— BEGIN Excerpt —

Railway station in Kisarazu, Chiba Prefecture, Japan

Makuta Station (馬来田駅, Makuta-eki) is a passenger railway station in the city of Kisarazu, Chiba Prefecture, Japan, operated by the East Japan Railway Company (JR East).

==Lines==
Makuta Station is a station on the Kururi Line, and is located 13.9 km from the terminus of the line at Kisarazu Station.

==Station layout==
The station consists of a single side platform that serves bidirectional traffic. The platform is short, and can only handle trains with a length of five carriages or less. The station formerly had two opposed side platforms; however, one platform is no longer in operation. The station is staffed.

— END Excerpt —

→ Short exercise 1
According to the Makuta Station text, what is the longest train the platform can handle?
→ Short exercise 2
Continue the Makuta Station text, starting after its final sentence.

— BEGIN Extracted material —

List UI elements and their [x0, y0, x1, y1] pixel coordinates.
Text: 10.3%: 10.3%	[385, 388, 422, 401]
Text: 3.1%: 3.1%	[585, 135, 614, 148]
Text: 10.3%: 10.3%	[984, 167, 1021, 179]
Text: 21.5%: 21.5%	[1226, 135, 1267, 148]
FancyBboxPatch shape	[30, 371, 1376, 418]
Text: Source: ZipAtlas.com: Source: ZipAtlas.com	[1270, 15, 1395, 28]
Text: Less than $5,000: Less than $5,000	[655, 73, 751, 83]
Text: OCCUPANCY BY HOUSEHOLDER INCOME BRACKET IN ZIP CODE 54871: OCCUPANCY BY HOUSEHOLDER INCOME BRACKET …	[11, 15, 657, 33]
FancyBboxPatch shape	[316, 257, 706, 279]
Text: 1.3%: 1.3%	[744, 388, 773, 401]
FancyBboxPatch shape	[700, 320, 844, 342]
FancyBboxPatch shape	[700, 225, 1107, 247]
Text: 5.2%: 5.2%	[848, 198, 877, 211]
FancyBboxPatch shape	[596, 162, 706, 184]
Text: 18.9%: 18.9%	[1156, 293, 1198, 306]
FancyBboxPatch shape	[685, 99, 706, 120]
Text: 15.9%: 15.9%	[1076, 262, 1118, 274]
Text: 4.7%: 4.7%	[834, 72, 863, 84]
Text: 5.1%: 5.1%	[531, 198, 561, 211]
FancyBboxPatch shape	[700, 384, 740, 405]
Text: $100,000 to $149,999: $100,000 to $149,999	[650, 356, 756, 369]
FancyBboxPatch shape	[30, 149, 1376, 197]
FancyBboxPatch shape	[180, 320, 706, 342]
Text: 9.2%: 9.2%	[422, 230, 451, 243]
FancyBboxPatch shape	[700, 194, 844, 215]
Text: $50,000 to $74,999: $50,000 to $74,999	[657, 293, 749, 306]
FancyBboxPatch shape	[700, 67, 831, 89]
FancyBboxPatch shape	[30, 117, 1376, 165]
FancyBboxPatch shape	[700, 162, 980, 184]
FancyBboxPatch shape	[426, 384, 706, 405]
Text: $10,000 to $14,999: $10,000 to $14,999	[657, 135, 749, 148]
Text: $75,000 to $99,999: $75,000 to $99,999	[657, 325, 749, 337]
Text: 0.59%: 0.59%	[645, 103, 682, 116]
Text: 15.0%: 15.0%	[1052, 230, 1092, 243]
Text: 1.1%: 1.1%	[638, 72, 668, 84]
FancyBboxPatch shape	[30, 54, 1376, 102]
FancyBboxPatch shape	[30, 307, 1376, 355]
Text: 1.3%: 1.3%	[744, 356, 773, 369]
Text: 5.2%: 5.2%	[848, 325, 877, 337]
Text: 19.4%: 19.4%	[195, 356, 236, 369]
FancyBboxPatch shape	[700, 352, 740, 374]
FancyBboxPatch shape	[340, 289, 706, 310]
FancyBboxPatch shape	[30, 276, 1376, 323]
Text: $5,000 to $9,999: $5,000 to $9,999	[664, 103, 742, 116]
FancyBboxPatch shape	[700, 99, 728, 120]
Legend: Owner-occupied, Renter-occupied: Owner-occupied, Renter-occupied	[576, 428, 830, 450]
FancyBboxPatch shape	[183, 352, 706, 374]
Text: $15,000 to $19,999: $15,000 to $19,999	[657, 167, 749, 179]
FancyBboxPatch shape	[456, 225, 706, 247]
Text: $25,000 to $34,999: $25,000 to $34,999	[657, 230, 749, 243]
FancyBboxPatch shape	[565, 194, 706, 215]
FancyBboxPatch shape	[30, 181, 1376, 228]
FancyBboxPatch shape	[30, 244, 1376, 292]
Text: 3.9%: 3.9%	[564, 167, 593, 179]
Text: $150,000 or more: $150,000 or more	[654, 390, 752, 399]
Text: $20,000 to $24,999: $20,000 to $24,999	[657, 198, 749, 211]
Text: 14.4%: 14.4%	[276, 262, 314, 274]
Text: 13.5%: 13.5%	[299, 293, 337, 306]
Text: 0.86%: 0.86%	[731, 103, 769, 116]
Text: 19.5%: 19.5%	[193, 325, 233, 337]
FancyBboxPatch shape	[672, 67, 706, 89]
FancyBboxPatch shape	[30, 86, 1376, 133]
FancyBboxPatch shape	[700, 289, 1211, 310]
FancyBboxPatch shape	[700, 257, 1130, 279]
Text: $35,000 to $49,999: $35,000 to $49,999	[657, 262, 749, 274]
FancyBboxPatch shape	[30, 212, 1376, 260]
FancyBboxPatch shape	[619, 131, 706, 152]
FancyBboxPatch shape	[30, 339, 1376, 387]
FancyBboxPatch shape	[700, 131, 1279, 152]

— END Extracted material —

→ Output 1
A train of five carriages.

→ Output 2
===Platform===

| 1 | ■ Kururi Line | For Kisarazu Kazusa-Kameyama |

==History==
Makuta Station was opened on December 28, 1912 as a station on the Chiba Prefectural Railways Kururi Line. The line was nationalized into the Japanese Government Railways (JGR) on September 1, 1923. The JGR became the Japan National Railways (JNR) after World War II. The station was absorbed into the JR East network upon the privatization of the JNR on April 1, 1987.

==Passenger statistics==
In fiscal 2019, the station was used by an average of 191 passengers daily (boarding passengers only).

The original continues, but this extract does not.